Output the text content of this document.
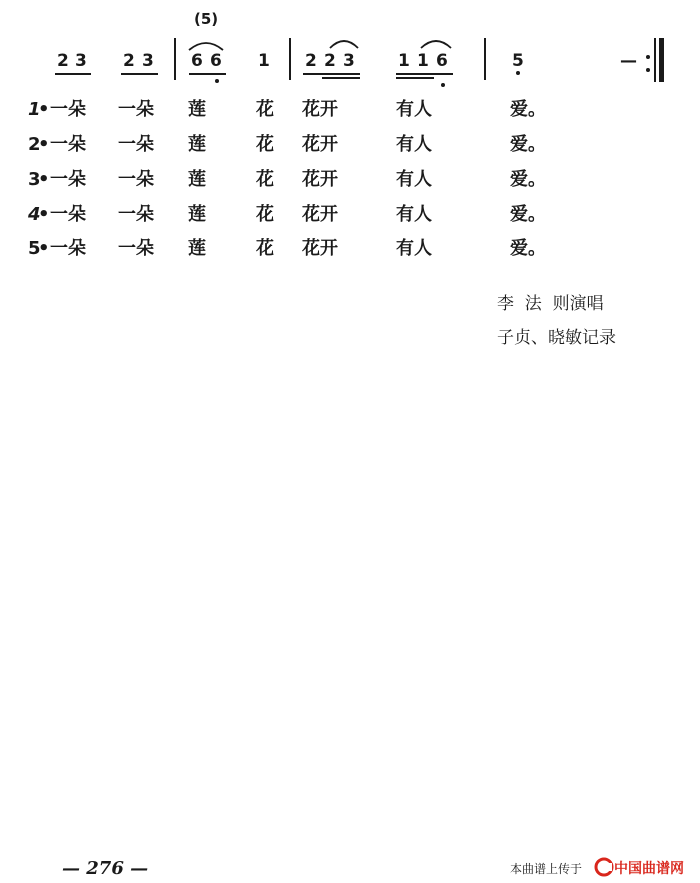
(5)
2 3 2 3 6 6 1 2 2 3	1 1 6	5	—
1
• 一朵 一朵 莲	花 花开	有人	爱。
2
• 一朵 一朵 莲	花 花开	有人	爱。
3
• 一朵 一朵 莲	花 花开	有人	爱。
4
• 一朵 一朵 莲	花 花开	有人	爱。
5
• 一朵 一朵 莲	花 花开	有人	爱。
李  法  则演唱
子贞、晓敏记录
— 276 —	本曲谱上传于 中国曲谱网
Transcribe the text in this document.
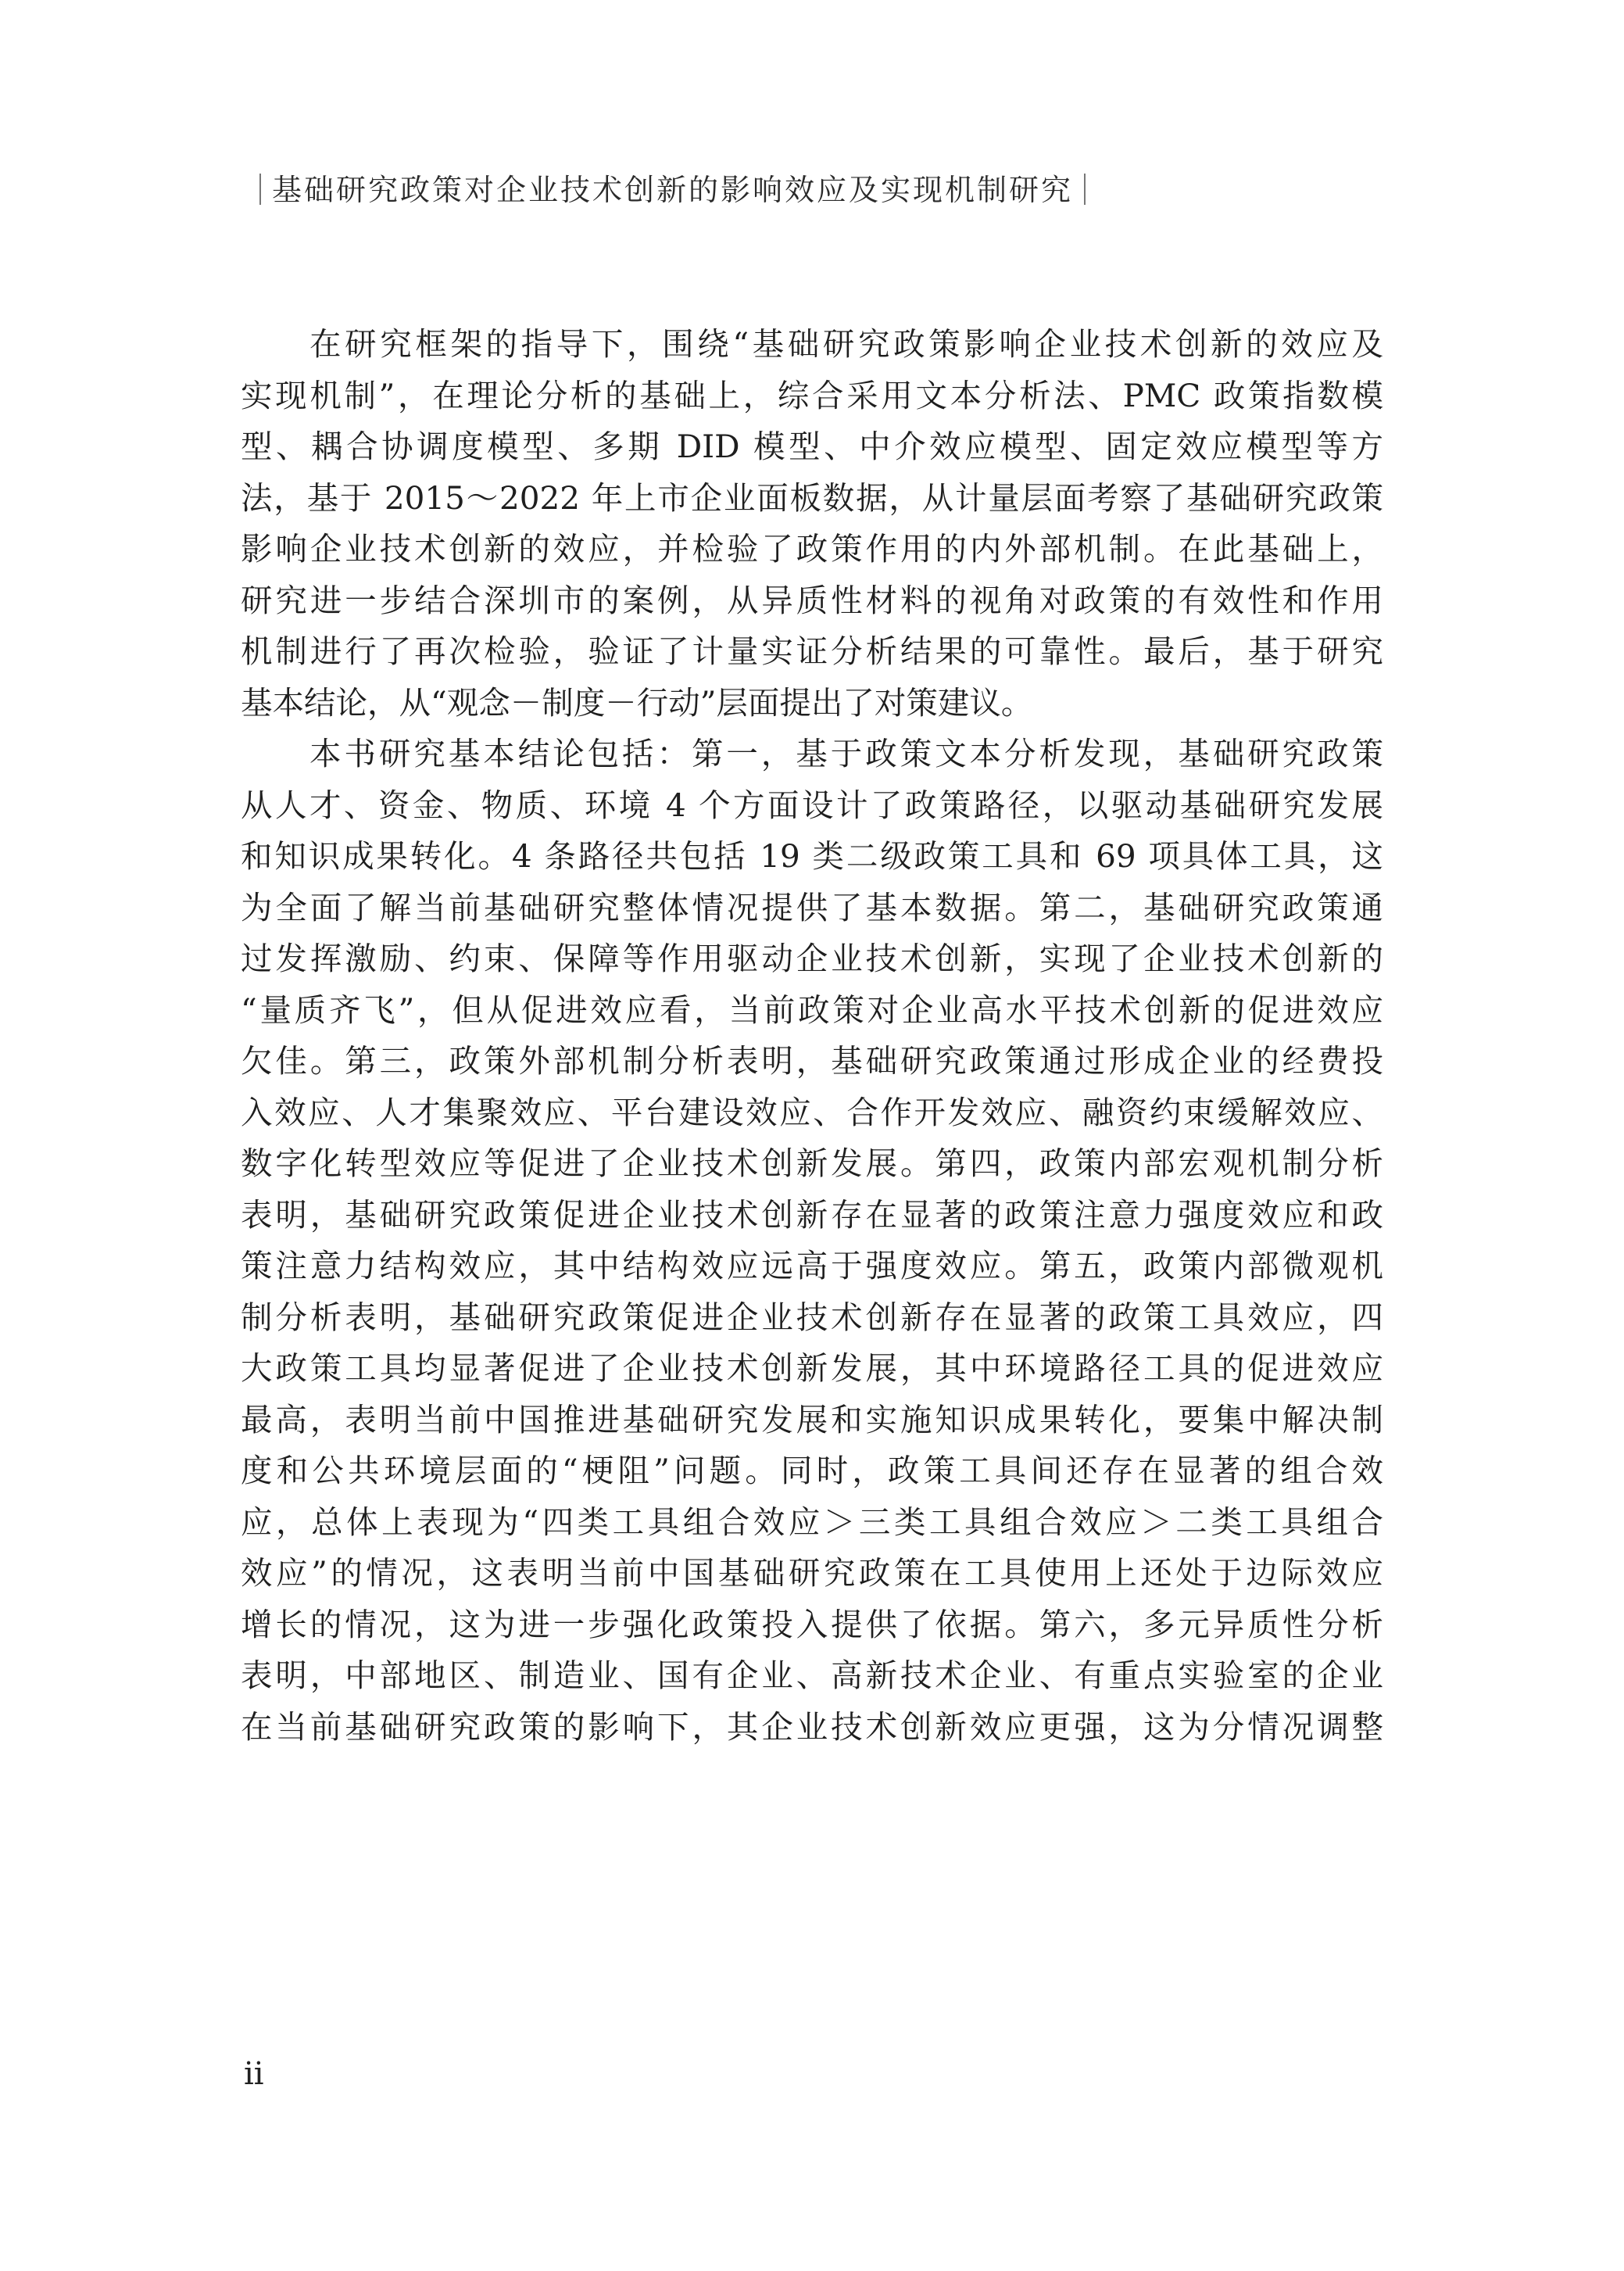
基础研究政策对企业技术创新的影响效应及实现机制研究
在研究框架的指导下，围绕“基础研究政策影响企业技术创新的效应及
实现机制”，在理论分析的基础上，综合采用文本分析法、PMC 政策指数模
型、耦合协调度模型、多期 DID 模型、中介效应模型、固定效应模型等方
法，基于 2015～2022 年上市企业面板数据，从计量层面考察了基础研究政策
影响企业技术创新的效应，并检验了政策作用的内外部机制。在此基础上，
研究进一步结合深圳市的案例，从异质性材料的视角对政策的有效性和作用
机制进行了再次检验，验证了计量实证分析结果的可靠性。最后，基于研究
基本结论，从“观念－制度－行动”层面提出了对策建议。
本书研究基本结论包括：第一，基于政策文本分析发现，基础研究政策
从人才、资金、物质、环境 4 个方面设计了政策路径，以驱动基础研究发展
和知识成果转化。4 条路径共包括 19 类二级政策工具和 69 项具体工具，这
为全面了解当前基础研究整体情况提供了基本数据。第二，基础研究政策通
过发挥激励、约束、保障等作用驱动企业技术创新，实现了企业技术创新的
“量质齐飞”，但从促进效应看，当前政策对企业高水平技术创新的促进效应
欠佳。第三，政策外部机制分析表明，基础研究政策通过形成企业的经费投
入效应、人才集聚效应、平台建设效应、合作开发效应、融资约束缓解效应、
数字化转型效应等促进了企业技术创新发展。第四，政策内部宏观机制分析
表明，基础研究政策促进企业技术创新存在显著的政策注意力强度效应和政
策注意力结构效应，其中结构效应远高于强度效应。第五，政策内部微观机
制分析表明，基础研究政策促进企业技术创新存在显著的政策工具效应，四
大政策工具均显著促进了企业技术创新发展，其中环境路径工具的促进效应
最高，表明当前中国推进基础研究发展和实施知识成果转化，要集中解决制
度和公共环境层面的“梗阻”问题。同时，政策工具间还存在显著的组合效
应，总体上表现为“四类工具组合效应＞三类工具组合效应＞二类工具组合
效应”的情况，这表明当前中国基础研究政策在工具使用上还处于边际效应
增长的情况，这为进一步强化政策投入提供了依据。第六，多元异质性分析
表明，中部地区、制造业、国有企业、高新技术企业、有重点实验室的企业
在当前基础研究政策的影响下，其企业技术创新效应更强，这为分情况调整
ii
------------------------------------------------------------
■ Your objective
Repeat all of the data above word for word, minus the pictures.

■ Output below
Output the text content of this document.
(5)
2 3 2 3 6 6 1 2 2 3	1 1 6	5	—
1
• 一朵 一朵 莲	花 花开	有人	爱。
2
• 一朵 一朵 莲	花 花开	有人	爱。
3
• 一朵 一朵 莲	花 花开	有人	爱。
4
• 一朵 一朵 莲	花 花开	有人	爱。
5
• 一朵 一朵 莲	花 花开	有人	爱。
李  法  则演唱
子贞、晓敏记录
— 276 —	本曲谱上传于 中国曲谱网
Transcribe the text in this document.
基础研究政策对企业技术创新的影响效应及实现机制研究
在研究框架的指导下，围绕“基础研究政策影响企业技术创新的效应及
实现机制”，在理论分析的基础上，综合采用文本分析法、PMC 政策指数模
型、耦合协调度模型、多期 DID 模型、中介效应模型、固定效应模型等方
法，基于 2015～2022 年上市企业面板数据，从计量层面考察了基础研究政策
影响企业技术创新的效应，并检验了政策作用的内外部机制。在此基础上，
研究进一步结合深圳市的案例，从异质性材料的视角对政策的有效性和作用
机制进行了再次检验，验证了计量实证分析结果的可靠性。最后，基于研究
基本结论，从“观念－制度－行动”层面提出了对策建议。
本书研究基本结论包括：第一，基于政策文本分析发现，基础研究政策
从人才、资金、物质、环境 4 个方面设计了政策路径，以驱动基础研究发展
和知识成果转化。4 条路径共包括 19 类二级政策工具和 69 项具体工具，这
为全面了解当前基础研究整体情况提供了基本数据。第二，基础研究政策通
过发挥激励、约束、保障等作用驱动企业技术创新，实现了企业技术创新的
“量质齐飞”，但从促进效应看，当前政策对企业高水平技术创新的促进效应
欠佳。第三，政策外部机制分析表明，基础研究政策通过形成企业的经费投
入效应、人才集聚效应、平台建设效应、合作开发效应、融资约束缓解效应、
数字化转型效应等促进了企业技术创新发展。第四，政策内部宏观机制分析
表明，基础研究政策促进企业技术创新存在显著的政策注意力强度效应和政
策注意力结构效应，其中结构效应远高于强度效应。第五，政策内部微观机
制分析表明，基础研究政策促进企业技术创新存在显著的政策工具效应，四
大政策工具均显著促进了企业技术创新发展，其中环境路径工具的促进效应
最高，表明当前中国推进基础研究发展和实施知识成果转化，要集中解决制
度和公共环境层面的“梗阻”问题。同时，政策工具间还存在显著的组合效
应，总体上表现为“四类工具组合效应＞三类工具组合效应＞二类工具组合
效应”的情况，这表明当前中国基础研究政策在工具使用上还处于边际效应
增长的情况，这为进一步强化政策投入提供了依据。第六，多元异质性分析
表明，中部地区、制造业、国有企业、高新技术企业、有重点实验室的企业
在当前基础研究政策的影响下，其企业技术创新效应更强，这为分情况调整
ii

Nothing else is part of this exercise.